O que fazer ->
1) Extraia do trecho fornecido, sem qualquer alteração, a passagem que vai de "N'estas circumstancias nós" até "reorganisação do exercito.".
2) Segundo o trecho fornecido, por que o sr. Coelho de Carvalho pede ao governo que envie à câmara, até segunda-feira, as bases da reorganização do exército? Responda em até três frases.

De resto, as outras considerações que o digno par apresentou; a organisação da secretaria d'estado da instrucção publica, como s. exa. sabe, está em discussão na camara dos senhores deputados e quando for discutida n'esta camara será então a melhor occasião de prestar ás observações do digno par a consideração que ellas merecem.

(S. exa. não reviu.)

O sr. Coelho de Carvalho: - Sr. presidente, os meus amigos politicos, aquelles a quem eu sirvo como o ultimo dos seus soldados, não querem crear o menor embaraço ao governo na approvação das medidas constitucionaes.

N'estas circumstancias nós approvamos o projecto em discussão. Mas permitta-me v. exa., que eu, só de passagem, e porque o reputo urgente, me refira a um assumpto importante, dirigindo ao governo uma pergunta, de cuja resposta póde depender a minha attitude e dos meus amigos na discussão do projecto a que se refere o parecer ha pouco mandado para a mesa, e que, segundo creio, entrará em ordem do dia para a seguinte sessão.

Permitta-me v. exa. que eu aproveite esta occasião para dirigir ao governo esta simples pergunta: Entre os decretos de dictadura, ha um em que o governo se auctorisou a si proprio, a reorganisar, por assim dizer, todo o serviço da importante instituição militar.

É claro que o governo, publicando um decreto d'esta ordem, devia ter de certo um pensamento sobre a reorganisação do exercito.

São decorridos cinco mezes e o governo não poz ainda a sua obra em execução, nem usou d'essa auctorisação.

Eu não posso, nem me julgo habilitado a entrar na discussão que principia na segunda feira, na parte relativa a este assumpto, sem conhecer as bases em que assenta o plano de reorganisação.

Pergunto, portanto, ao governo, se tem duvida em mandar a esta camara, até segunda feira, as bases que s. ex. o sr. ministro da guerra necessariamente deve ter dado á commissão que encarregou de elaborar esta reforma.

V. exa. comprehende que se trata de uma das instituições mais melindrosa, em que se trata não só da organisação militar propriamente dita. mas de outros serviços importantissimos estreitamente ligados ao serviço militar, como é a fórma do recrutamento, etc., etc.

Desejo que o governo declare se tem duvida em mandar aqui as bases que determinaram o pensamento fundamental da commissão encarregada de elaborar o projecto da reforma do exercito.

(S. exa. não reviu.)

Extrato dos dados ->
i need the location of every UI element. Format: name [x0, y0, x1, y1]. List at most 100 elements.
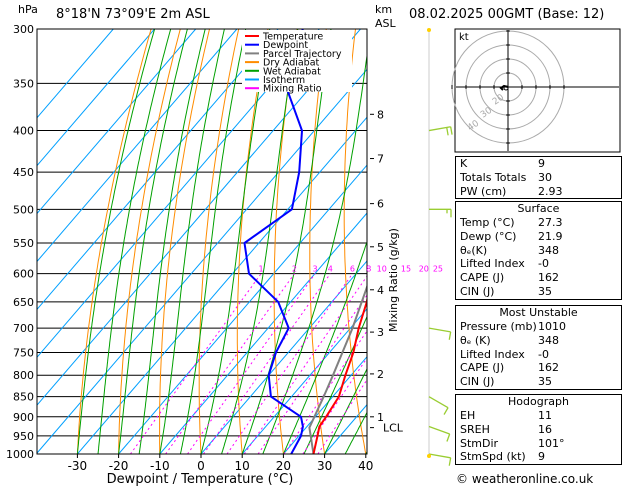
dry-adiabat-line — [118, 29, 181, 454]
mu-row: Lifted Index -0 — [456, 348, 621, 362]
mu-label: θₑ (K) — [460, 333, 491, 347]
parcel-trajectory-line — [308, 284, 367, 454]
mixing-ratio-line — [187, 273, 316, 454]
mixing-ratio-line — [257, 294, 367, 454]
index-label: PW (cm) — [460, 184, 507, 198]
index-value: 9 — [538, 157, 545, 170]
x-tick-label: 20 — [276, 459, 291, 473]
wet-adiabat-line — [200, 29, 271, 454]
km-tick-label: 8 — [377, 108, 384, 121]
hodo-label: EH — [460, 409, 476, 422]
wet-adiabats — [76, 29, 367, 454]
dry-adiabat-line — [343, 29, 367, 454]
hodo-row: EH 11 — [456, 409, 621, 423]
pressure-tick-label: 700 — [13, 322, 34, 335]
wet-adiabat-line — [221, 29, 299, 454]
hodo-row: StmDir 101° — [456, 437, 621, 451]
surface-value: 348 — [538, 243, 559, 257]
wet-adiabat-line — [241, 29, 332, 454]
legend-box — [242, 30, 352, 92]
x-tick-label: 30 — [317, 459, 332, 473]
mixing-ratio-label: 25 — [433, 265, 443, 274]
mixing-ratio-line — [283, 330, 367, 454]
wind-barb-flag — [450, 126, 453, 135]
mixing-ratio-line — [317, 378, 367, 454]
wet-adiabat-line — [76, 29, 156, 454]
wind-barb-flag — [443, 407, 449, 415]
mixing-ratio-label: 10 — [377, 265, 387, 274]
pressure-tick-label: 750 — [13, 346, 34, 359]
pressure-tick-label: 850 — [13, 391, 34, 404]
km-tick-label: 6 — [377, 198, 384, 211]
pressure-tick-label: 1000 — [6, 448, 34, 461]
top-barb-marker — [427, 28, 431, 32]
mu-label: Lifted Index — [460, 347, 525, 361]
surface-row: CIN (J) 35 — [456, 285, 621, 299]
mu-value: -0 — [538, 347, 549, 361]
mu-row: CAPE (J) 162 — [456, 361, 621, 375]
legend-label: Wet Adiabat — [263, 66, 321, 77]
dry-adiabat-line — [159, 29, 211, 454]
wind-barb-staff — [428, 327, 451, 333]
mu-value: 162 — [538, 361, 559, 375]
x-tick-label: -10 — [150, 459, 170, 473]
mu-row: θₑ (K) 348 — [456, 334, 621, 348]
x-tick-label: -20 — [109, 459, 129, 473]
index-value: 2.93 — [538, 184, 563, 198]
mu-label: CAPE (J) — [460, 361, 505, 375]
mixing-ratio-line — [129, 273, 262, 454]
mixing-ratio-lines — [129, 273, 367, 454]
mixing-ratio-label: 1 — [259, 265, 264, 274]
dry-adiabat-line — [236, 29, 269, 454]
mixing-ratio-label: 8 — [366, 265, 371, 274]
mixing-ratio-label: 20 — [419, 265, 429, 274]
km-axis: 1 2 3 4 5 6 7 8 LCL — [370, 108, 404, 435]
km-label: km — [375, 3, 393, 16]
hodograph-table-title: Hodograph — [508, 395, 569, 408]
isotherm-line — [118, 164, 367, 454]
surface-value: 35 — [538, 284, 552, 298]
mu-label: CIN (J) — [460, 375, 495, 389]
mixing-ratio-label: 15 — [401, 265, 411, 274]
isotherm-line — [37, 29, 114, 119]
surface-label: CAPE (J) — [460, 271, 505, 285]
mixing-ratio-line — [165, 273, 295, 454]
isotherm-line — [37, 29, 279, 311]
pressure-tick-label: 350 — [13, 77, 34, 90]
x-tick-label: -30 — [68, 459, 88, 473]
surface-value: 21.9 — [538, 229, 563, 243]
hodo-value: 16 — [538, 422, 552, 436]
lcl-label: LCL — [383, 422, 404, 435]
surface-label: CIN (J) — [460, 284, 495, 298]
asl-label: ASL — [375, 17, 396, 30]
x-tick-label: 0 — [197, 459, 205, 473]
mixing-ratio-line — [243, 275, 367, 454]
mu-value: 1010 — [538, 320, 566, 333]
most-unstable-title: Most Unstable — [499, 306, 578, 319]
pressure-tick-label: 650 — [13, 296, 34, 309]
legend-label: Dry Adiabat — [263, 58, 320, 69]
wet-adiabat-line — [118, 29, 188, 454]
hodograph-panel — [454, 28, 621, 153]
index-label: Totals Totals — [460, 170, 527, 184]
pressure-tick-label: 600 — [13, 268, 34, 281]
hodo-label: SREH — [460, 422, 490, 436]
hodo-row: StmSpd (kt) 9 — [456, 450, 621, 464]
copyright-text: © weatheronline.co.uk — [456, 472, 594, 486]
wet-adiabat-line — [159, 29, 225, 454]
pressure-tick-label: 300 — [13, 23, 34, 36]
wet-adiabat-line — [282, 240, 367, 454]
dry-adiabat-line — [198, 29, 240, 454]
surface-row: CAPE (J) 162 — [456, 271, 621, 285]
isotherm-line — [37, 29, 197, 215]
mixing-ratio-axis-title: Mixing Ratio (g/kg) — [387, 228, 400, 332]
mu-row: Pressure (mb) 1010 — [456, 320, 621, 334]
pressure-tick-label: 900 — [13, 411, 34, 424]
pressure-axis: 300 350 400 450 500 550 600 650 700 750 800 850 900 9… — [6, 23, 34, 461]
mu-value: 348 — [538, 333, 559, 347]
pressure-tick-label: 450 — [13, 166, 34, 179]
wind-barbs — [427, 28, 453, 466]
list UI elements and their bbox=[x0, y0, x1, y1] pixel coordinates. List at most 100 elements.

Soluções dos problemas ->
1)
N'estas circumstancias nós approvamos o projecto em discussão. Mas permitta-me v. exa., que eu, só de passagem, e porque o reputo urgente, me refira a um assumpto importante, dirigindo ao governo uma pergunta, de cuja resposta póde depender a minha attitude e dos meus amigos na discussão do projecto a que se refere o parecer ha pouco mandado para a mesa, e que, segundo creio, entrará em ordem do dia para a seguinte sessão.

Permitta-me v. exa. que eu aproveite esta occasião para dirigir ao governo esta simples pergunta: Entre os decretos de dictadura, ha um em que o governo se auctorisou a si proprio, a reorganisar, por assim dizer, todo o serviço da importante instituição militar.

É claro que o governo, publicando um decreto d'esta ordem, devia ter de certo um pensamento sobre a reorganisação do exercito.

2) Ele declara não poder nem se julgar habilitado a entrar na discussão que começa na segunda-feira, na parte relativa a esse assunto, sem conhecer as bases em que assenta o plano de reorganização. Acrescenta que se trata de uma instituição muito melindrosa, que envolve não só a organização militar propriamente dita, mas também serviços estreitamente ligados a ela, como a forma do recrutamento.